* **Prompt**: Find every line of the listing below where "mexico" appears, and copy it.

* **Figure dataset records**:
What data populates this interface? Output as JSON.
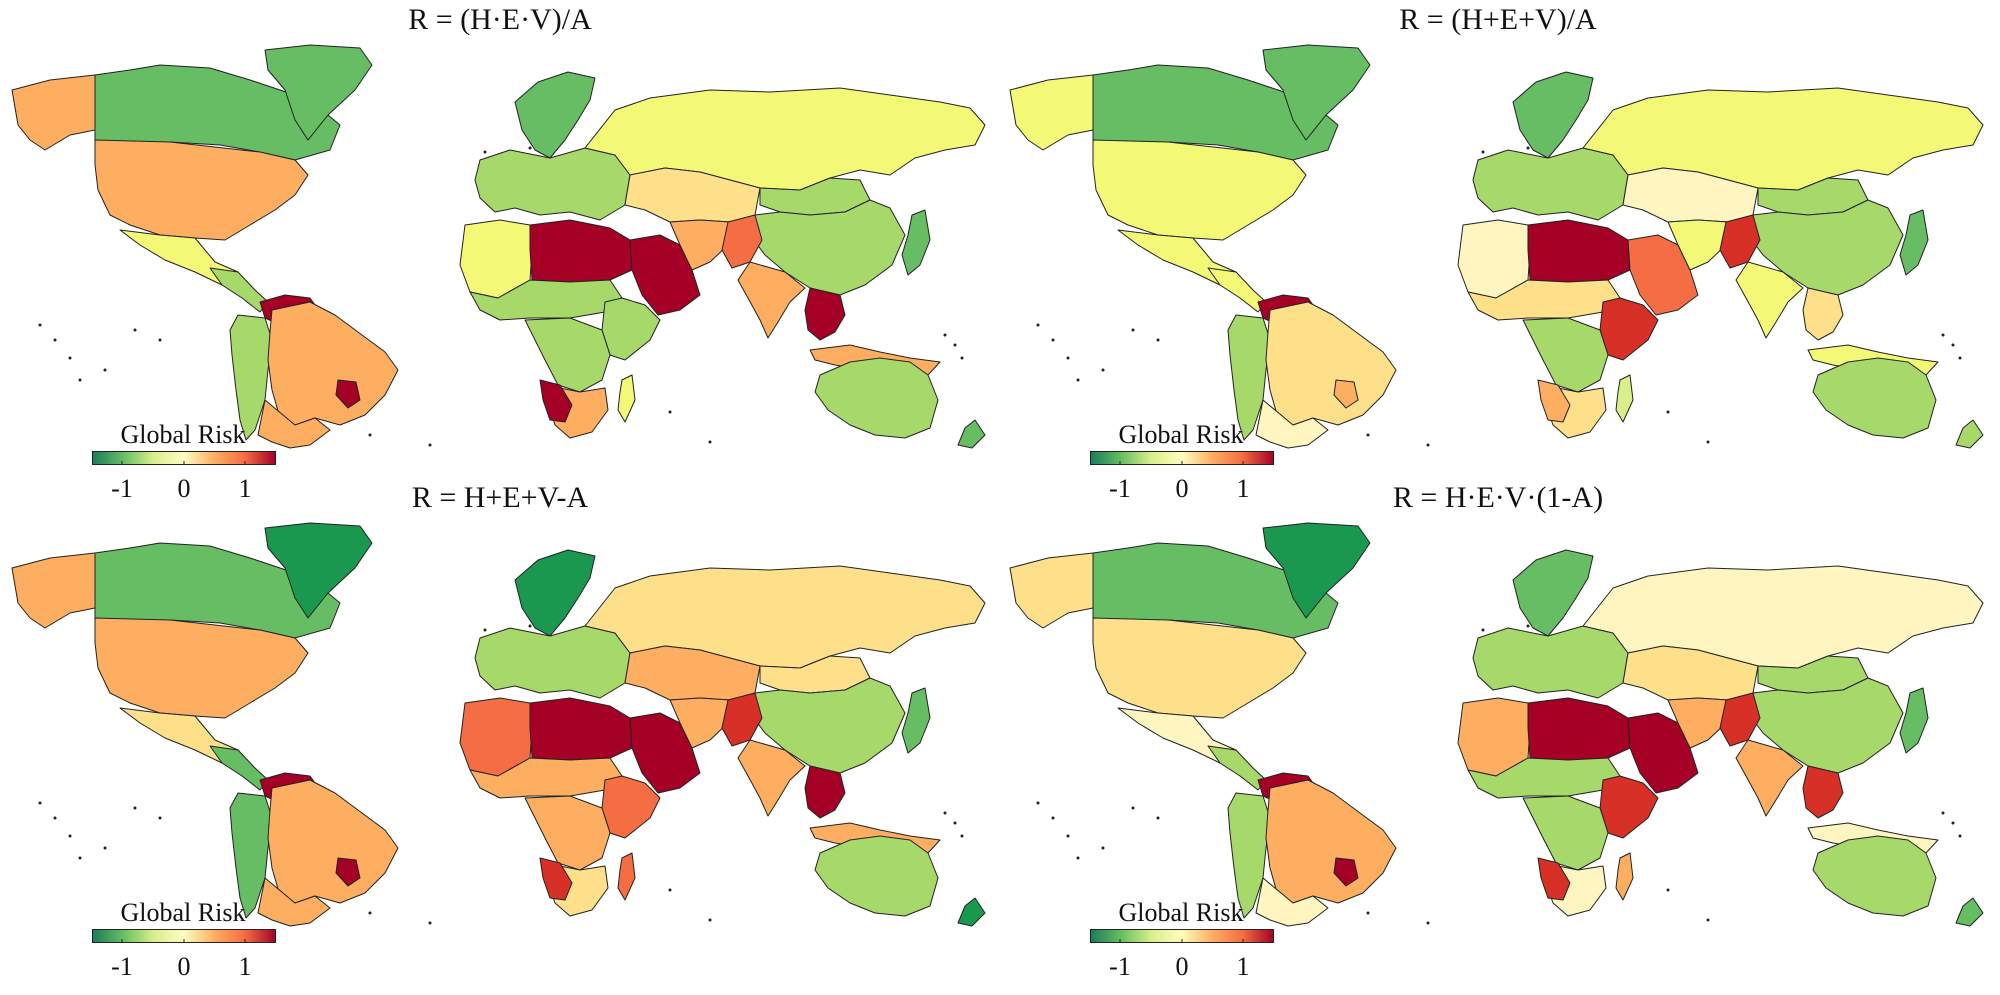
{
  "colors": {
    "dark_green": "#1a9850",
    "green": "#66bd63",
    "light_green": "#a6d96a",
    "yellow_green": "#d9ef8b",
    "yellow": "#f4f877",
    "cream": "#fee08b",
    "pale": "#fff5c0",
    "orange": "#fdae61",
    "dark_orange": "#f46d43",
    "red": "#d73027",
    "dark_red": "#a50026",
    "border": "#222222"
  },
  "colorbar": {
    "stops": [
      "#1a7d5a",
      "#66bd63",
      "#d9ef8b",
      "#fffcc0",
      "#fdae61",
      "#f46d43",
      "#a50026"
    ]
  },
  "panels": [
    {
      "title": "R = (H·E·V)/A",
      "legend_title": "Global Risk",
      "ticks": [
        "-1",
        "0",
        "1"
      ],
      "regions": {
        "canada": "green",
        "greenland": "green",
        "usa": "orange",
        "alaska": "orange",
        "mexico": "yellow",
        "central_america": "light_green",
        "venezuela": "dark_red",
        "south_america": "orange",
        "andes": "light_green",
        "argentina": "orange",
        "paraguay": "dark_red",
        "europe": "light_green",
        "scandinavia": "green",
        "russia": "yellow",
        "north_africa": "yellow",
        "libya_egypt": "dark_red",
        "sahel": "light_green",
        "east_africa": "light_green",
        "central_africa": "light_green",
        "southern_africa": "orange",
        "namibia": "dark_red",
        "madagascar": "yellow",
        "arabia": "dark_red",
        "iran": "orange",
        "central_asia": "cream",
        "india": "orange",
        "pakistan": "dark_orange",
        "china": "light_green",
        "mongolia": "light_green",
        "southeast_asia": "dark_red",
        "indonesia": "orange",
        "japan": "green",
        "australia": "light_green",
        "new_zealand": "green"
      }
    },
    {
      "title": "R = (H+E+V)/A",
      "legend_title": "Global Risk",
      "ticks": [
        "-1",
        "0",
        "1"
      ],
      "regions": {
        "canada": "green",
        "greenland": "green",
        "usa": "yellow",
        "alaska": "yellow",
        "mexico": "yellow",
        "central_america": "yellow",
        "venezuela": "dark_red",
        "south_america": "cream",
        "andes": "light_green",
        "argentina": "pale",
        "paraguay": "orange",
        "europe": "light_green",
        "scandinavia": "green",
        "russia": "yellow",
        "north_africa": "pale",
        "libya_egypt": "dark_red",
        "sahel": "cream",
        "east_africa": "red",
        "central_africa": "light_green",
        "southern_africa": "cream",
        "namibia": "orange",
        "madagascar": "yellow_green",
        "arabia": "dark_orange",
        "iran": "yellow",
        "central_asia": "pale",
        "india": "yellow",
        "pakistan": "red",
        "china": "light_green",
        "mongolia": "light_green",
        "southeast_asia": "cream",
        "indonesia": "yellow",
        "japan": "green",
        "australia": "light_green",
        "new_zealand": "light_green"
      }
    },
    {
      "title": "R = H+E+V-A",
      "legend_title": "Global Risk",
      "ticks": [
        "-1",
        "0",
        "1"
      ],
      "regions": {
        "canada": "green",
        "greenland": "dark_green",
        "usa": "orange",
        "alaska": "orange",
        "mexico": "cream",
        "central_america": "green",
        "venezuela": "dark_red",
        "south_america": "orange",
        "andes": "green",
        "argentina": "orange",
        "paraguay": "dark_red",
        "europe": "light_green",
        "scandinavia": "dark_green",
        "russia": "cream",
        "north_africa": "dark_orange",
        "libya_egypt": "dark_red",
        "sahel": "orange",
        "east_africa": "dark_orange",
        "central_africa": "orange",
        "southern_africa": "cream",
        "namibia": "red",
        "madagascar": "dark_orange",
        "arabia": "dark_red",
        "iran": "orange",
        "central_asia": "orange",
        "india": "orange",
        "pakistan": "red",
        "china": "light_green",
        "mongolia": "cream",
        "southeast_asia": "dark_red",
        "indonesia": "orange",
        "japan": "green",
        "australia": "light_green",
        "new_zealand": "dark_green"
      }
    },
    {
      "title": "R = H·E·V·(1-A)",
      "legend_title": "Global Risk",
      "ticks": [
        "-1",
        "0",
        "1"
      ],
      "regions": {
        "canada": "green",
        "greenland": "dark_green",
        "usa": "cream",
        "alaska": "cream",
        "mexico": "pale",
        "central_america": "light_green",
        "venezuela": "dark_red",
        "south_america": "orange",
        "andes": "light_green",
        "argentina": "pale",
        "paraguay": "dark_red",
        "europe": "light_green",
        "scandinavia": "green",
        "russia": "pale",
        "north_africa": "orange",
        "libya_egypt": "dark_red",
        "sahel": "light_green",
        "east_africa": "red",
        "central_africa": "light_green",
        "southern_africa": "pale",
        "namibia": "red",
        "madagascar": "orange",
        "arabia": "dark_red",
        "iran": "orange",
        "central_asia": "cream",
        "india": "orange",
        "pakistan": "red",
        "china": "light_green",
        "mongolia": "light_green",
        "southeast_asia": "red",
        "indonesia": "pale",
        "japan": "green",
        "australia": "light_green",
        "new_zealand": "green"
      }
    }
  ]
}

* **Answer in full**:
        "mexico": "yellow",
        "mexico": "yellow",
        "mexico": "cream",
        "mexico": "pale",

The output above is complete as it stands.